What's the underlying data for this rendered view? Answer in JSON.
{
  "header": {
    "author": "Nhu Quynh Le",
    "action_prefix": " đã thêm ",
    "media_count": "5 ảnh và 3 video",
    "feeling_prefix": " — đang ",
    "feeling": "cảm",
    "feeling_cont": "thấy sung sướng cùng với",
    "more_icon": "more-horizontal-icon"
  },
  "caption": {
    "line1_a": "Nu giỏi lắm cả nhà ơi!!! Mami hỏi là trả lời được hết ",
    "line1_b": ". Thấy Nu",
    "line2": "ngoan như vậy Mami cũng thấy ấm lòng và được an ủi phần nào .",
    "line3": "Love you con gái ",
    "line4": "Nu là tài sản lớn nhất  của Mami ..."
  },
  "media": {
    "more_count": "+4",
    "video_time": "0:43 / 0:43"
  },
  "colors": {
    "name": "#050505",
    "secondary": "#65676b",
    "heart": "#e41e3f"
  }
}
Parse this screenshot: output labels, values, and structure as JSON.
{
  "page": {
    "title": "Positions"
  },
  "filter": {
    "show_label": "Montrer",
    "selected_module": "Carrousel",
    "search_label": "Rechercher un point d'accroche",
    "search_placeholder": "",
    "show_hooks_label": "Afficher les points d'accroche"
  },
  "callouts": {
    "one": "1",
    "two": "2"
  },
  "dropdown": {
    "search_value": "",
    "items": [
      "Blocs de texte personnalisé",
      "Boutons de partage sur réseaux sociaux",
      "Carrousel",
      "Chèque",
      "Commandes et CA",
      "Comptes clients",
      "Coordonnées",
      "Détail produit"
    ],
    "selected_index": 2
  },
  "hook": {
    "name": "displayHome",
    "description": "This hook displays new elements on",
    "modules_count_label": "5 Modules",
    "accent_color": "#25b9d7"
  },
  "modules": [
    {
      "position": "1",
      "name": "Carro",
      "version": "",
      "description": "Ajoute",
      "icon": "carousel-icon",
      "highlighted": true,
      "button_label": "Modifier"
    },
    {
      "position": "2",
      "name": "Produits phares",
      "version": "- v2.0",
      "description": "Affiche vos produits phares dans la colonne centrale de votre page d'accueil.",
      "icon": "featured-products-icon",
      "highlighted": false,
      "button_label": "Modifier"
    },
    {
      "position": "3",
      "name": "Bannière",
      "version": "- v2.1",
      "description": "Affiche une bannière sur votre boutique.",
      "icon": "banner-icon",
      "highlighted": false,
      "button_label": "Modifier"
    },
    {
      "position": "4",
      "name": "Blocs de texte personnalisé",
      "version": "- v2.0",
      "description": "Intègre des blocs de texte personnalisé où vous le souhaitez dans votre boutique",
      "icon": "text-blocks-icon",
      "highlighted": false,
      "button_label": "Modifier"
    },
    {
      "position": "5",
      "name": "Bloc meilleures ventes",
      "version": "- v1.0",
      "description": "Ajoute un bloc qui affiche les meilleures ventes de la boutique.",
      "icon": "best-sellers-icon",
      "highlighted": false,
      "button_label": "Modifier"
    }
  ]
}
★ ★ ★ ★ ★ ★ ★
EXERCISE REQUIREMENTS:
Repeat the records above exactly as they appear.

SOLUTION:
What's the underlying data for this rendered view? Answer in JSON.
{
  "header": {
    "author": "Nhu Quynh Le",
    "action_prefix": " đã thêm ",
    "media_count": "5 ảnh và 3 video",
    "feeling_prefix": " — đang ",
    "feeling": "cảm",
    "feeling_cont": "thấy sung sướng cùng với",
    "more_icon": "more-horizontal-icon"
  },
  "caption": {
    "line1_a": "Nu giỏi lắm cả nhà ơi!!! Mami hỏi là trả lời được hết ",
    "line1_b": ". Thấy Nu",
    "line2": "ngoan như vậy Mami cũng thấy ấm lòng và được an ủi phần nào .",
    "line3": "Love you con gái ",
    "line4": "Nu là tài sản lớn nhất  của Mami ..."
  },
  "media": {
    "more_count": "+4",
    "video_time": "0:43 / 0:43"
  },
  "colors": {
    "name": "#050505",
    "secondary": "#65676b",
    "heart": "#e41e3f"
  }
}
Parse this screenshot: output labels, values, and structure as JSON.
{
  "page": {
    "title": "Positions"
  },
  "filter": {
    "show_label": "Montrer",
    "selected_module": "Carrousel",
    "search_label": "Rechercher un point d'accroche",
    "search_placeholder": "",
    "show_hooks_label": "Afficher les points d'accroche"
  },
  "callouts": {
    "one": "1",
    "two": "2"
  },
  "dropdown": {
    "search_value": "",
    "items": [
      "Blocs de texte personnalisé",
      "Boutons de partage sur réseaux sociaux",
      "Carrousel",
      "Chèque",
      "Commandes et CA",
      "Comptes clients",
      "Coordonnées",
      "Détail produit"
    ],
    "selected_index": 2
  },
  "hook": {
    "name": "displayHome",
    "description": "This hook displays new elements on",
    "modules_count_label": "5 Modules",
    "accent_color": "#25b9d7"
  },
  "modules": [
    {
      "position": "1",
      "name": "Carro",
      "version": "",
      "description": "Ajoute",
      "icon": "carousel-icon",
      "highlighted": true,
      "button_label": "Modifier"
    },
    {
      "position": "2",
      "name": "Produits phares",
      "version": "- v2.0",
      "description": "Affiche vos produits phares dans la colonne centrale de votre page d'accueil.",
      "icon": "featured-products-icon",
      "highlighted": false,
      "button_label": "Modifier"
    },
    {
      "position": "3",
      "name": "Bannière",
      "version": "- v2.1",
      "description": "Affiche une bannière sur votre boutique.",
      "icon": "banner-icon",
      "highlighted": false,
      "button_label": "Modifier"
    },
    {
      "position": "4",
      "name": "Blocs de texte personnalisé",
      "version": "- v2.0",
      "description": "Intègre des blocs de texte personnalisé où vous le souhaitez dans votre boutique",
      "icon": "text-blocks-icon",
      "highlighted": false,
      "button_label": "Modifier"
    },
    {
      "position": "5",
      "name": "Bloc meilleures ventes",
      "version": "- v1.0",
      "description": "Ajoute un bloc qui affiche les meilleures ventes de la boutique.",
      "icon": "best-sellers-icon",
      "highlighted": false,
      "button_label": "Modifier"
    }
  ]
}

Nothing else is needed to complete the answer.